EXERCISE INSTRUCTIONS:
Lines containing the word "trigger" are to be counted; state their number and nothing further.

PROVIDED DATA:
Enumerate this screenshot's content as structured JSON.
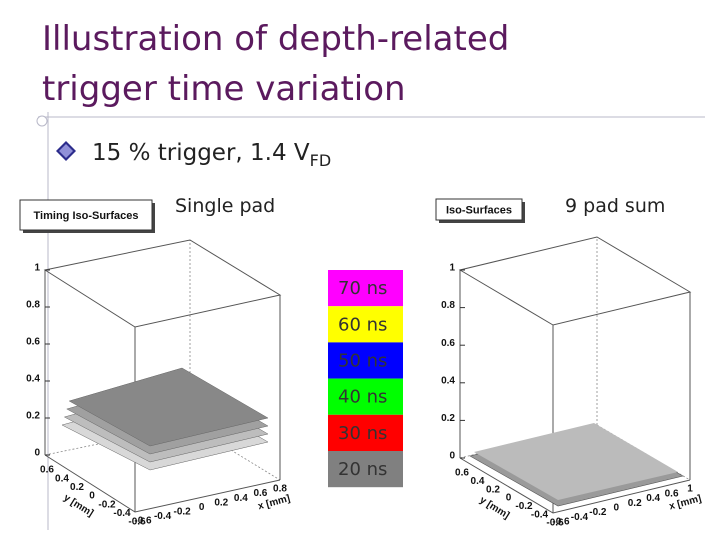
{
  "title": [
    "Illustration of depth-related",
    "trigger time variation"
  ],
  "bullet": {
    "text": "15 % trigger, 1.4 V",
    "subscript": "FD"
  },
  "panels": [
    {
      "label": "Single pad",
      "plot_title": "Timing Iso-Surfaces",
      "z_ticks": [
        "0",
        "0.2",
        "0.4",
        "0.6",
        "0.8",
        "1"
      ],
      "y_ticks": [
        "0.6",
        "0.4",
        "0.2",
        "0",
        "-0.2",
        "-0.4",
        "-0.6"
      ],
      "x_ticks": [
        "-0.6",
        "-0.4",
        "-0.2",
        "0",
        "0.2",
        "0.4",
        "0.6",
        "0.8"
      ],
      "y_axis_label": "y [mm]",
      "x_axis_label": "x [mm]"
    },
    {
      "label": "9 pad sum",
      "plot_title": "Iso-Surfaces",
      "z_ticks": [
        "0",
        "0.2",
        "0.4",
        "0.6",
        "0.8",
        "1"
      ],
      "y_ticks": [
        "0.6",
        "0.4",
        "0.2",
        "0",
        "-0.2",
        "-0.4",
        "-0.6"
      ],
      "x_ticks": [
        "-0.6",
        "-0.4",
        "-0.2",
        "0",
        "0.2",
        "0.4",
        "0.6",
        "1"
      ],
      "y_axis_label": "y [mm]",
      "x_axis_label": "x [mm]"
    }
  ],
  "legend": [
    {
      "label": "70 ns",
      "color": "#ff00ff"
    },
    {
      "label": "60 ns",
      "color": "#ffff00"
    },
    {
      "label": "50 ns",
      "color": "#0000ff"
    },
    {
      "label": "40 ns",
      "color": "#00ff00"
    },
    {
      "label": "30 ns",
      "color": "#ff0000"
    },
    {
      "label": "20 ns",
      "color": "#808080"
    }
  ]
}
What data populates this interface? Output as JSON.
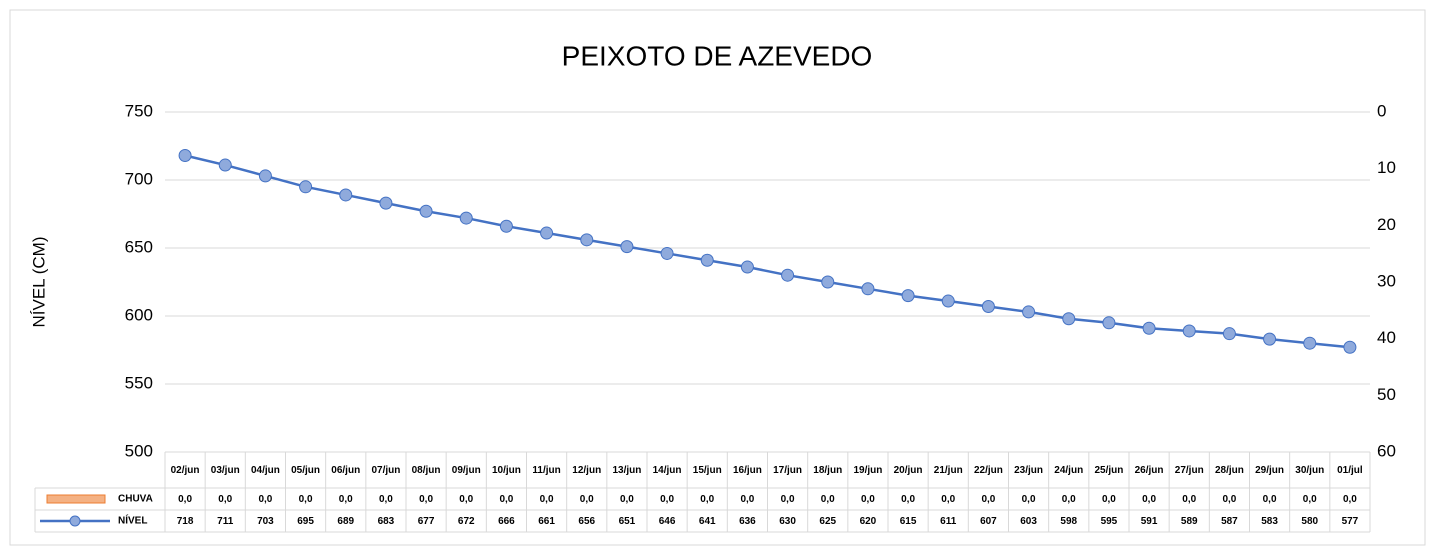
{
  "chart_data": {
    "type": "line",
    "title": "PEIXOTO DE AZEVEDO",
    "y_label": "NÍVEL (CM)",
    "categories": [
      "02/jun",
      "03/jun",
      "04/jun",
      "05/jun",
      "06/jun",
      "07/jun",
      "08/jun",
      "09/jun",
      "10/jun",
      "11/jun",
      "12/jun",
      "13/jun",
      "14/jun",
      "15/jun",
      "16/jun",
      "17/jun",
      "18/jun",
      "19/jun",
      "20/jun",
      "21/jun",
      "22/jun",
      "23/jun",
      "24/jun",
      "25/jun",
      "26/jun",
      "27/jun",
      "28/jun",
      "29/jun",
      "30/jun",
      "01/jul"
    ],
    "series": [
      {
        "name": "CHUVA",
        "type": "bar",
        "axis": "y2",
        "color": "#f4b183",
        "values": [
          0,
          0,
          0,
          0,
          0,
          0,
          0,
          0,
          0,
          0,
          0,
          0,
          0,
          0,
          0,
          0,
          0,
          0,
          0,
          0,
          0,
          0,
          0,
          0,
          0,
          0,
          0,
          0,
          0,
          0
        ],
        "value_labels": [
          "0,0",
          "0,0",
          "0,0",
          "0,0",
          "0,0",
          "0,0",
          "0,0",
          "0,0",
          "0,0",
          "0,0",
          "0,0",
          "0,0",
          "0,0",
          "0,0",
          "0,0",
          "0,0",
          "0,0",
          "0,0",
          "0,0",
          "0,0",
          "0,0",
          "0,0",
          "0,0",
          "0,0",
          "0,0",
          "0,0",
          "0,0",
          "0,0",
          "0,0",
          "0,0"
        ]
      },
      {
        "name": "NÍVEL",
        "type": "line",
        "color": "#4472c4",
        "values": [
          718,
          711,
          703,
          695,
          689,
          683,
          677,
          672,
          666,
          661,
          656,
          651,
          646,
          641,
          636,
          630,
          625,
          620,
          615,
          611,
          607,
          603,
          598,
          595,
          591,
          589,
          587,
          583,
          580,
          577
        ]
      }
    ],
    "ylim": [
      500,
      750
    ],
    "yticks": [
      500,
      550,
      600,
      650,
      700,
      750
    ],
    "y2lim": [
      60,
      0
    ],
    "y2ticks": [
      0,
      10,
      20,
      30,
      40,
      50,
      60
    ],
    "grid": true
  }
}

THE ANSWER:
2